Entries from a visual dataset:
....

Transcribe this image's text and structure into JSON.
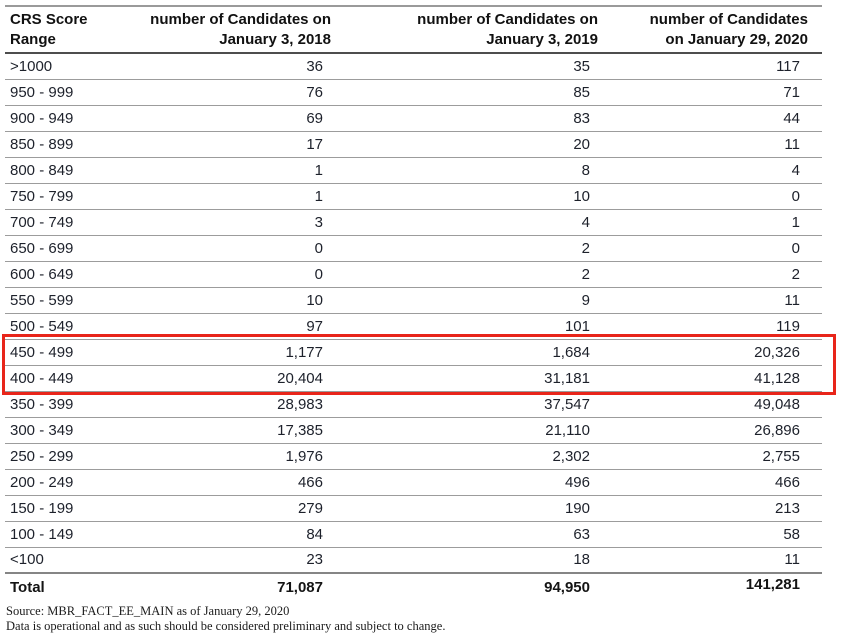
{
  "table": {
    "headers": [
      {
        "line1": "CRS Score",
        "line2": "Range"
      },
      {
        "line1": "number of Candidates on",
        "line2": "January 3, 2018"
      },
      {
        "line1": "number of Candidates on",
        "line2": "January 3, 2019"
      },
      {
        "line1": "number of Candidates",
        "line2": "on January 29, 2020"
      }
    ],
    "rows": [
      {
        "range": ">1000",
        "values": [
          "36",
          "35",
          "117"
        ]
      },
      {
        "range": "950 - 999",
        "values": [
          "76",
          "85",
          "71"
        ]
      },
      {
        "range": "900 - 949",
        "values": [
          "69",
          "83",
          "44"
        ]
      },
      {
        "range": "850 - 899",
        "values": [
          "17",
          "20",
          "11"
        ]
      },
      {
        "range": "800 - 849",
        "values": [
          "1",
          "8",
          "4"
        ]
      },
      {
        "range": "750 - 799",
        "values": [
          "1",
          "10",
          "0"
        ]
      },
      {
        "range": "700 - 749",
        "values": [
          "3",
          "4",
          "1"
        ]
      },
      {
        "range": "650 - 699",
        "values": [
          "0",
          "2",
          "0"
        ]
      },
      {
        "range": "600 - 649",
        "values": [
          "0",
          "2",
          "2"
        ]
      },
      {
        "range": "550 - 599",
        "values": [
          "10",
          "9",
          "11"
        ]
      },
      {
        "range": "500 - 549",
        "values": [
          "97",
          "101",
          "119"
        ]
      },
      {
        "range": "450 - 499",
        "values": [
          "1,177",
          "1,684",
          "20,326"
        ],
        "highlighted": true
      },
      {
        "range": "400 - 449",
        "values": [
          "20,404",
          "31,181",
          "41,128"
        ],
        "highlighted": true
      },
      {
        "range": "350 - 399",
        "values": [
          "28,983",
          "37,547",
          "49,048"
        ]
      },
      {
        "range": "300 - 349",
        "values": [
          "17,385",
          "21,110",
          "26,896"
        ]
      },
      {
        "range": "250 - 299",
        "values": [
          "1,976",
          "2,302",
          "2,755"
        ]
      },
      {
        "range": "200 - 249",
        "values": [
          "466",
          "496",
          "466"
        ]
      },
      {
        "range": "150 - 199",
        "values": [
          "279",
          "190",
          "213"
        ]
      },
      {
        "range": "100 - 149",
        "values": [
          "84",
          "63",
          "58"
        ]
      },
      {
        "range": "<100",
        "values": [
          "23",
          "18",
          "11"
        ]
      }
    ],
    "total": {
      "label": "Total",
      "values": [
        "71,087",
        "94,950",
        "141,281"
      ]
    }
  },
  "highlight": {
    "color": "#e8251a",
    "rows": [
      "450 - 499",
      "400 - 449"
    ]
  },
  "footnotes": {
    "source": "Source: MBR_FACT_EE_MAIN as of January 29, 2020",
    "disclaimer": "Data is operational and as such should be considered preliminary and subject to change."
  }
}
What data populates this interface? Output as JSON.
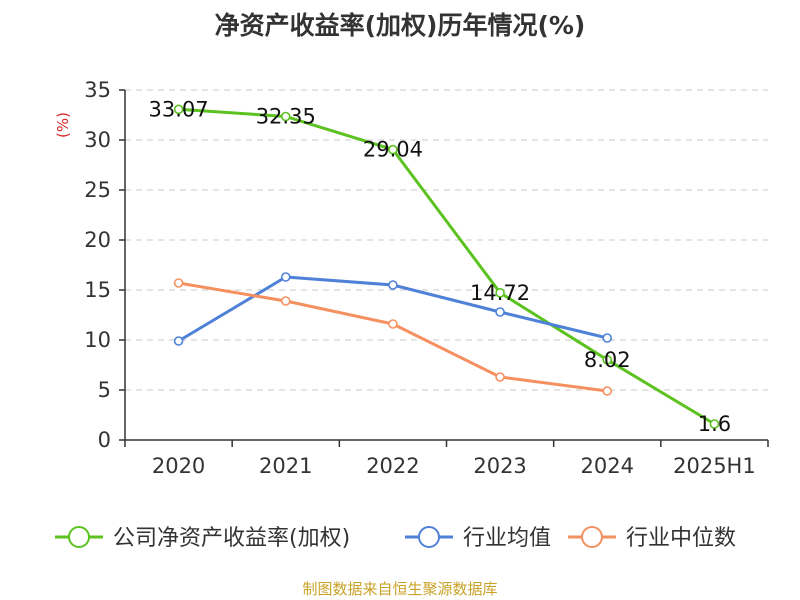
{
  "chart_data": {
    "type": "line",
    "title": "净资产收益率(加权)历年情况(%)",
    "ylabel": "(%)",
    "categories": [
      "2020",
      "2021",
      "2022",
      "2023",
      "2024",
      "2025H1"
    ],
    "ylim": [
      0,
      35
    ],
    "yticks": [
      0,
      5,
      10,
      15,
      20,
      25,
      30,
      35
    ],
    "grid": true,
    "legend_position": "bottom",
    "series": [
      {
        "name": "公司净资产收益率(加权)",
        "color": "#5bc21f",
        "values": [
          33.07,
          32.35,
          29.04,
          14.72,
          8.02,
          1.6
        ],
        "labels": [
          "33.07",
          "32.35",
          "29.04",
          "14.72",
          "8.02",
          "1.6"
        ]
      },
      {
        "name": "行业均值",
        "color": "#4f81d8",
        "values": [
          9.9,
          16.3,
          15.5,
          12.8,
          10.2,
          null
        ]
      },
      {
        "name": "行业中位数",
        "color": "#f59161",
        "values": [
          15.7,
          13.9,
          11.6,
          6.3,
          4.9,
          null
        ]
      }
    ]
  },
  "footer": "制图数据来自恒生聚源数据库"
}
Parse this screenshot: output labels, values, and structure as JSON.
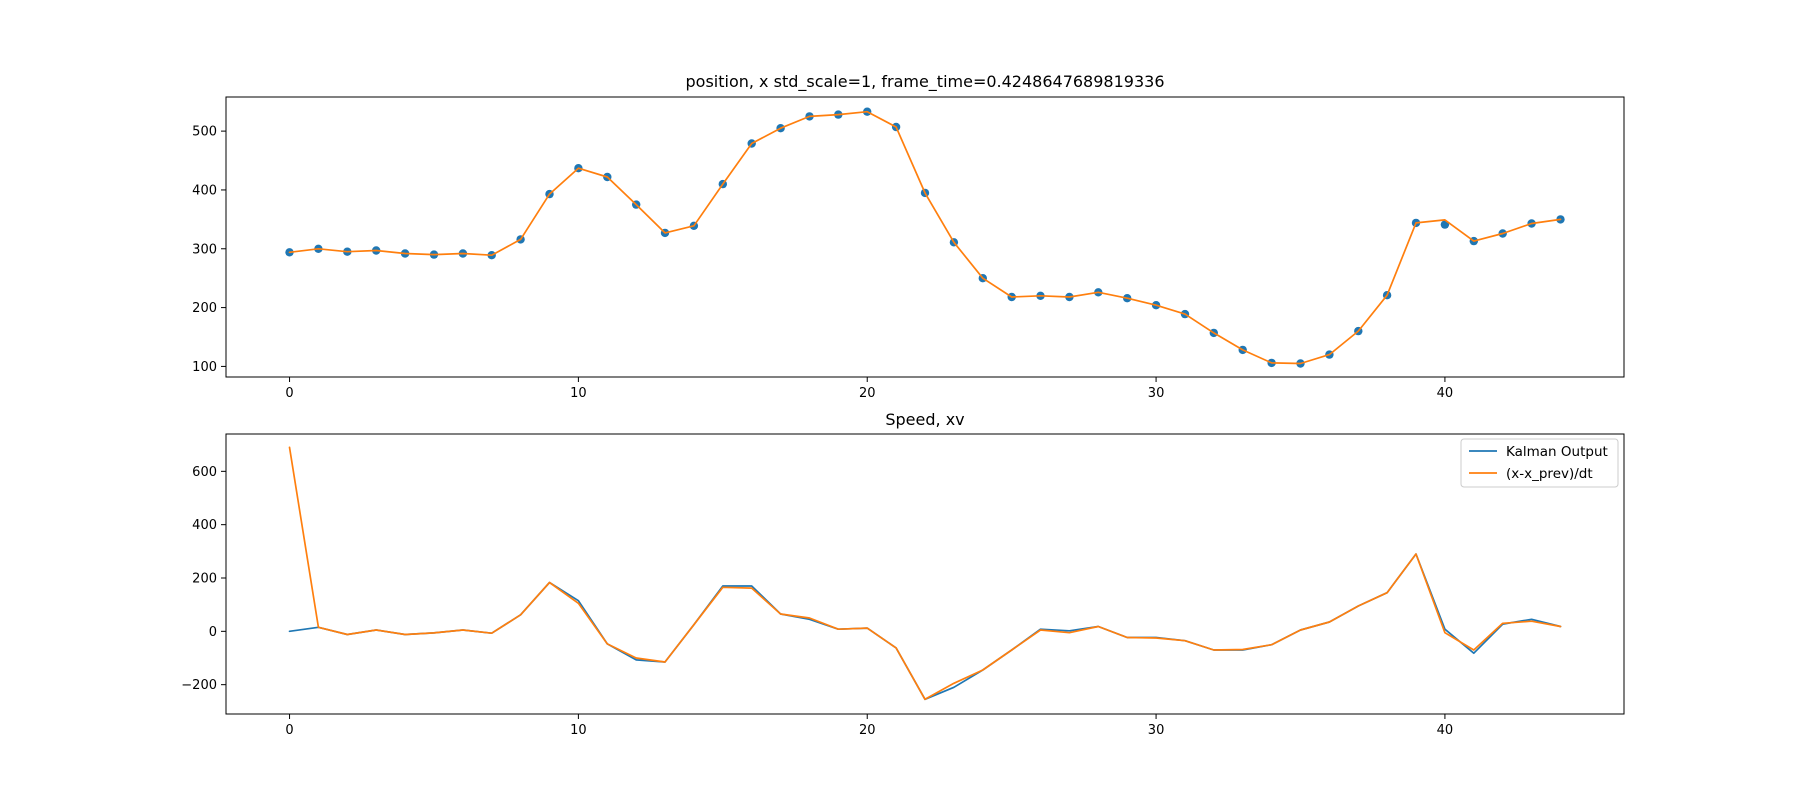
{
  "colors": {
    "kalman": "#1f77b4",
    "diff": "#ff7f0e",
    "axes": "#000000",
    "background": "#ffffff",
    "legend_border": "#cccccc"
  },
  "chart_data": [
    {
      "type": "line",
      "title": "position, x  std_scale=1, frame_time=0.4248647689819336",
      "xlabel": "",
      "ylabel": "",
      "xlim": [
        -2.2,
        46.2
      ],
      "ylim": [
        82,
        558
      ],
      "xticks": [
        0,
        10,
        20,
        30,
        40
      ],
      "xtick_labels": [
        "0",
        "10",
        "20",
        "30",
        "40"
      ],
      "yticks": [
        100,
        200,
        300,
        400,
        500
      ],
      "ytick_labels": [
        "100",
        "200",
        "300",
        "400",
        "500"
      ],
      "grid": false,
      "x": [
        0,
        1,
        2,
        3,
        4,
        5,
        6,
        7,
        8,
        9,
        10,
        11,
        12,
        13,
        14,
        15,
        16,
        17,
        18,
        19,
        20,
        21,
        22,
        23,
        24,
        25,
        26,
        27,
        28,
        29,
        30,
        31,
        32,
        33,
        34,
        35,
        36,
        37,
        38,
        39,
        40,
        41,
        42,
        43,
        44
      ],
      "series": [
        {
          "style": "scatter",
          "color_key": "kalman",
          "values": [
            294,
            300,
            295,
            297,
            292,
            290,
            292,
            289,
            316,
            393,
            437,
            422,
            375,
            327,
            339,
            410,
            479,
            505,
            525,
            528,
            533,
            507,
            395,
            311,
            250,
            218,
            220,
            218,
            226,
            216,
            204,
            189,
            157,
            128,
            106,
            105,
            120,
            160,
            221,
            344,
            341,
            313,
            326,
            343,
            350
          ]
        },
        {
          "style": "line",
          "color_key": "diff",
          "values": [
            294,
            300,
            295,
            297,
            292,
            290,
            292,
            289,
            316,
            393,
            437,
            422,
            375,
            327,
            339,
            410,
            479,
            505,
            525,
            528,
            533,
            507,
            395,
            311,
            250,
            218,
            220,
            218,
            226,
            216,
            204,
            189,
            157,
            128,
            106,
            105,
            120,
            160,
            221,
            344,
            349,
            313,
            326,
            343,
            350
          ]
        }
      ]
    },
    {
      "type": "line",
      "title": "Speed, xv",
      "xlabel": "",
      "ylabel": "",
      "xlim": [
        -2.2,
        46.2
      ],
      "ylim": [
        -310,
        740
      ],
      "xticks": [
        0,
        10,
        20,
        30,
        40
      ],
      "xtick_labels": [
        "0",
        "10",
        "20",
        "30",
        "40"
      ],
      "yticks": [
        -200,
        0,
        200,
        400,
        600
      ],
      "ytick_labels": [
        "−200",
        "0",
        "200",
        "400",
        "600"
      ],
      "grid": false,
      "legend": "top-right",
      "x": [
        0,
        1,
        2,
        3,
        4,
        5,
        6,
        7,
        8,
        9,
        10,
        11,
        12,
        13,
        14,
        15,
        16,
        17,
        18,
        19,
        20,
        21,
        22,
        23,
        24,
        25,
        26,
        27,
        28,
        29,
        30,
        31,
        32,
        33,
        34,
        35,
        36,
        37,
        38,
        39,
        40,
        41,
        42,
        43,
        44
      ],
      "series": [
        {
          "name": "Kalman Output",
          "style": "line",
          "color_key": "kalman",
          "values": [
            0,
            15,
            -12,
            5,
            -12,
            -6,
            5,
            -7,
            62,
            183,
            115,
            -47,
            -107,
            -115,
            25,
            170,
            170,
            65,
            45,
            8,
            12,
            -62,
            -255,
            -210,
            -145,
            -70,
            8,
            2,
            18,
            -23,
            -23,
            -35,
            -70,
            -70,
            -50,
            5,
            35,
            95,
            145,
            290,
            8,
            -82,
            27,
            45,
            18
          ]
        },
        {
          "name": "(x-x_prev)/dt",
          "style": "line",
          "color_key": "diff",
          "values": [
            690,
            15,
            -12,
            5,
            -12,
            -6,
            5,
            -7,
            62,
            183,
            105,
            -47,
            -100,
            -115,
            25,
            165,
            162,
            65,
            50,
            8,
            12,
            -62,
            -255,
            -195,
            -145,
            -70,
            5,
            -5,
            18,
            -23,
            -25,
            -35,
            -70,
            -68,
            -50,
            5,
            35,
            95,
            145,
            290,
            -5,
            -70,
            30,
            38,
            18
          ]
        }
      ]
    }
  ]
}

....

▶ _Required task_: Look through the data above. Copy every line with the string "structure" in it.

▶ _Task output_:
Transcribe this image's text and structure into JSON.
Parse this screenshot: output labels, values, and structure as JSON.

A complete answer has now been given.